**Excerpted text:**
┏━━

During a relatively brief period, the Russian skinhead movement
evolved from mostly "imitators" and "players" to "aggressors"
and "fanatics." In some of the fanatics, one can discern
traits of the Russian extremist revolutionaries of the end of the
nineteenth-beginning of the twentieth centuries. This similarity should
have alarmed the authorities: fanatics of both epochs have a tendency
to despise any kind of state power which they don’t control. There is
no doubt that the "anti-patriotic" authorities will be the fanatics’
next target, after the ethnic minorities.
Besides explaining the skinheads’ actions by material interests,
the other widespread formula of wishful thinking is a belief that
skinheads are somehow "manipulated" by the Kremlin or some other evil
state institution. This view is very widespread among Russian liberal
intellectuals, and is strongly supported by some opposition movements,
including Garry Kasparov’s United Civic Front.
Numerous polls and researches testify: the skinheads have no "control
center" from which they could be "manipulated" by the adults. There
are indeed some adult skinheads, but they usually play the role of
"senior comrades-in-arms," not of leaders or even manipulators. This
absence of a unifying center is an advantage the skinheads. Their
networks are reminiscent of the Internet, which is impossible to
destroy or even manage because of the absence of one central server.

┗━━

Answer these questions about the text on the Russian skinhead movement:
1. According to the text, what did the movement evolve from, and what did it evolve into?
2. Which opposition movement is named as strongly supporting the view that skinheads are manipulated by the Kremlin?
3. What role do adult skinheads usually play?

**Record list:**
┏━━

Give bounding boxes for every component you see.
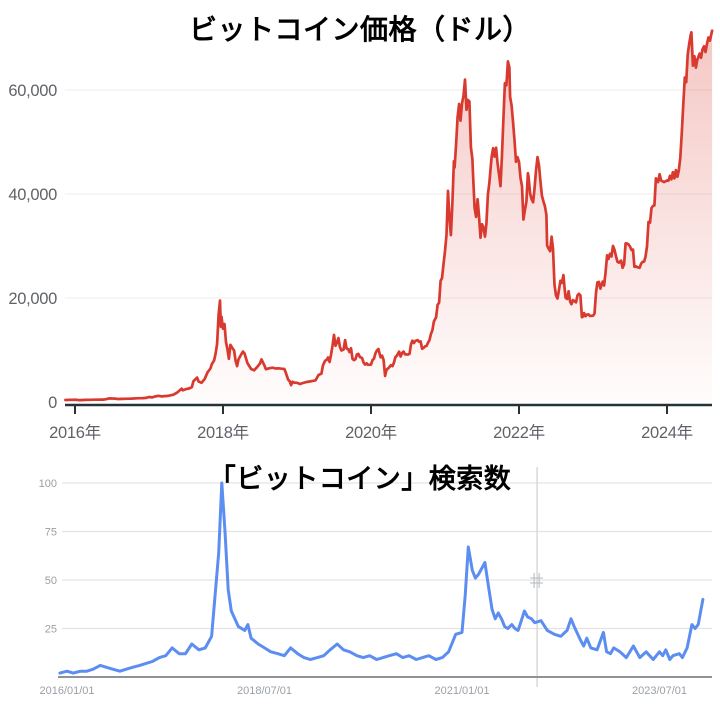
search-y-gridlines: [62, 482, 712, 630]
price-chart-title: ビットコイン価格（ドル）: [188, 14, 531, 45]
x-tick-label: 2020年: [345, 423, 397, 442]
y-tick-label: 50: [45, 575, 57, 587]
data-change-note-icon: [530, 573, 544, 588]
annotation-line: [530, 467, 544, 687]
price-area-fill: [65, 30, 713, 402]
x-tick-label: 2016/01/01: [39, 685, 94, 697]
btc-price-chart: 0 20,000 40,000 60,000 2016年 2018年 2020年 2022年…: [8, 29, 714, 442]
y-tick-label: 25: [45, 624, 57, 636]
search-line: [58, 481, 705, 675]
price-y-axis-labels: 0 20,000 40,000 60,000: [8, 82, 57, 412]
y-tick-label: 100: [39, 478, 57, 490]
x-tick-label: 2018年: [197, 423, 249, 442]
btc-search-volume-chart: 25 50 75 100 2016/01/01 2018/07/01 2021/01/01…: [39, 467, 712, 697]
x-tick-label: 2018/07/01: [237, 685, 292, 697]
x-tick-label: 2021/01/01: [434, 685, 489, 697]
search-chart-title: 「ビットコイン」検索数: [208, 464, 512, 494]
search-x-axis-labels: 2016/01/01 2018/07/01 2021/01/01 2023/07/01: [39, 685, 687, 697]
price-x-axis: [65, 403, 712, 414]
y-tick-label: 20,000: [8, 290, 57, 308]
y-tick-label: 60,000: [8, 82, 57, 100]
price-x-axis-labels: 2016年 2018年 2020年 2022年 2024年: [49, 423, 693, 442]
y-tick-label: 0: [48, 394, 57, 412]
x-tick-label: 2023/07/01: [632, 685, 687, 697]
x-tick-label: 2016年: [49, 423, 101, 442]
x-tick-label: 2024年: [641, 423, 693, 442]
x-tick-label: 2022年: [493, 423, 545, 442]
search-y-axis-labels: 25 50 75 100: [39, 478, 57, 636]
price-line: [64, 29, 714, 402]
y-tick-label: 75: [45, 527, 57, 539]
y-tick-label: 40,000: [8, 186, 57, 204]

┗━━

**Result:**
1. It evolved from mostly "imitators" and "players" to "aggressors" and "fanatics."
2. Garry Kasparov's United Civic Front.
3. They usually play the role of "senior comrades-in-arms," not of leaders or even manipulators.